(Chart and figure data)
================

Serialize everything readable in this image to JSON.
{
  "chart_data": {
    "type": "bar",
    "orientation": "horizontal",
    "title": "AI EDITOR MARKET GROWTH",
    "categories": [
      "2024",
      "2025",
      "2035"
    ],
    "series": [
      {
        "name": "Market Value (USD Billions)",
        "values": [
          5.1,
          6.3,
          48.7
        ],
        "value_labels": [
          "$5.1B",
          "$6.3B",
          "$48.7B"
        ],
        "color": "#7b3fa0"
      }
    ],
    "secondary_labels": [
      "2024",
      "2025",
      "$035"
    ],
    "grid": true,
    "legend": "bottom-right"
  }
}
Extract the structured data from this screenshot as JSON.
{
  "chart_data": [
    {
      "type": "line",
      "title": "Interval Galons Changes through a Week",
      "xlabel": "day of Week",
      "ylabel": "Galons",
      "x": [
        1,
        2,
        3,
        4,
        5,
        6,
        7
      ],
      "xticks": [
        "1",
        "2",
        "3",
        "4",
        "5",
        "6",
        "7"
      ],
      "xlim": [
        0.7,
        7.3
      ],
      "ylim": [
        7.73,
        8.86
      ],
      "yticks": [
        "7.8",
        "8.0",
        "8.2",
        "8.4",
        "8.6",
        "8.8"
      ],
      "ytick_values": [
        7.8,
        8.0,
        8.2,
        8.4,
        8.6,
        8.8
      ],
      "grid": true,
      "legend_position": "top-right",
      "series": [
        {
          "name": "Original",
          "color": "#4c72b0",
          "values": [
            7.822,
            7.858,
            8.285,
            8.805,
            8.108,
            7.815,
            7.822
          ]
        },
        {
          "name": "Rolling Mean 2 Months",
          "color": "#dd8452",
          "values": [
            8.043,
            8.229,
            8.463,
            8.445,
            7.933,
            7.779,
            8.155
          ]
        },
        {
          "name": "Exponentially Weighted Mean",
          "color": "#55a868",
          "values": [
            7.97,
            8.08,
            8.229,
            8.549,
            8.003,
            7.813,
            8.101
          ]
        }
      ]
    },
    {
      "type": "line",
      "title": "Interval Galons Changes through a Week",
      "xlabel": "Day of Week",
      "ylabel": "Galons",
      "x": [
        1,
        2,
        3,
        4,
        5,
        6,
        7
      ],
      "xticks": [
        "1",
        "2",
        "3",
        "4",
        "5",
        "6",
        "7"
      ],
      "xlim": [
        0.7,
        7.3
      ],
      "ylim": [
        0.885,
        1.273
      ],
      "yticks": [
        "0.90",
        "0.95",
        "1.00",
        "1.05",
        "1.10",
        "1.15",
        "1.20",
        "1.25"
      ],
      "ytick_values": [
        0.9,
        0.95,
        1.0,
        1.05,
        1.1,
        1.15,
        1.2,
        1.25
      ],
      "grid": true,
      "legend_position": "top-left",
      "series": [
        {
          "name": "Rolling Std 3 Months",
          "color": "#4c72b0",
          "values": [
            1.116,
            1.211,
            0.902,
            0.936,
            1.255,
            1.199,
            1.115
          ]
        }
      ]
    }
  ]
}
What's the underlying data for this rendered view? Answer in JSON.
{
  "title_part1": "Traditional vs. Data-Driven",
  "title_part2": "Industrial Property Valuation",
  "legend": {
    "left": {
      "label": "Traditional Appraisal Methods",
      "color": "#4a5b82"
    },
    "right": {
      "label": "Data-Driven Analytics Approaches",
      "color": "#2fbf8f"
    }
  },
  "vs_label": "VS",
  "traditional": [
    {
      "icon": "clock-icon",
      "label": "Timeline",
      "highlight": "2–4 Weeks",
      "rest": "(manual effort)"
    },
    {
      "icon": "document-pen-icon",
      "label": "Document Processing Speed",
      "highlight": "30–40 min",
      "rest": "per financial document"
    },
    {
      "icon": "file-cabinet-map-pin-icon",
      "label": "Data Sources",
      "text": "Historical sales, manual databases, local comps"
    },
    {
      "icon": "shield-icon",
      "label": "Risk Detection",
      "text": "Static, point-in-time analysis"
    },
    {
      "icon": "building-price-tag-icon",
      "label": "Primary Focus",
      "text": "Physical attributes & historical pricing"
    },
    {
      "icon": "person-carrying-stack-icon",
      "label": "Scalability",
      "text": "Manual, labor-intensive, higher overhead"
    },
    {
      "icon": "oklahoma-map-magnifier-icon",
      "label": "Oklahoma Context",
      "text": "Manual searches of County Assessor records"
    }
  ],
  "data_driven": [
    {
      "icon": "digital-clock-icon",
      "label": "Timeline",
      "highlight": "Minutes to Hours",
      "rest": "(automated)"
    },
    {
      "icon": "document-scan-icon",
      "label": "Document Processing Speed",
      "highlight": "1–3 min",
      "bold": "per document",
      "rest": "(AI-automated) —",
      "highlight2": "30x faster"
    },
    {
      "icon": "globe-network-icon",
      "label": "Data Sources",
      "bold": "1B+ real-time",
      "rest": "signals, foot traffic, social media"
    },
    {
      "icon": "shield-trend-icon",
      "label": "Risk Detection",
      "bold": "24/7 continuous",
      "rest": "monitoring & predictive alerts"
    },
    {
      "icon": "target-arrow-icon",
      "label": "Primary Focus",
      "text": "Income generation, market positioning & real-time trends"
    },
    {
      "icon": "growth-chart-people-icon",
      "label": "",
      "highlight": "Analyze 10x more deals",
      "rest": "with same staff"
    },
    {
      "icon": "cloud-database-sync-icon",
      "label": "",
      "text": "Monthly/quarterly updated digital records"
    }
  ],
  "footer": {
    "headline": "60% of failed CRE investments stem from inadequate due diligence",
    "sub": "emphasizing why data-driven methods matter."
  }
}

================

Your task is to gather all lines from the entries above that hold the word "bold".

      "bold": "per document",
      "bold": "1B+ real-time",
      "bold": "24/7 continuous",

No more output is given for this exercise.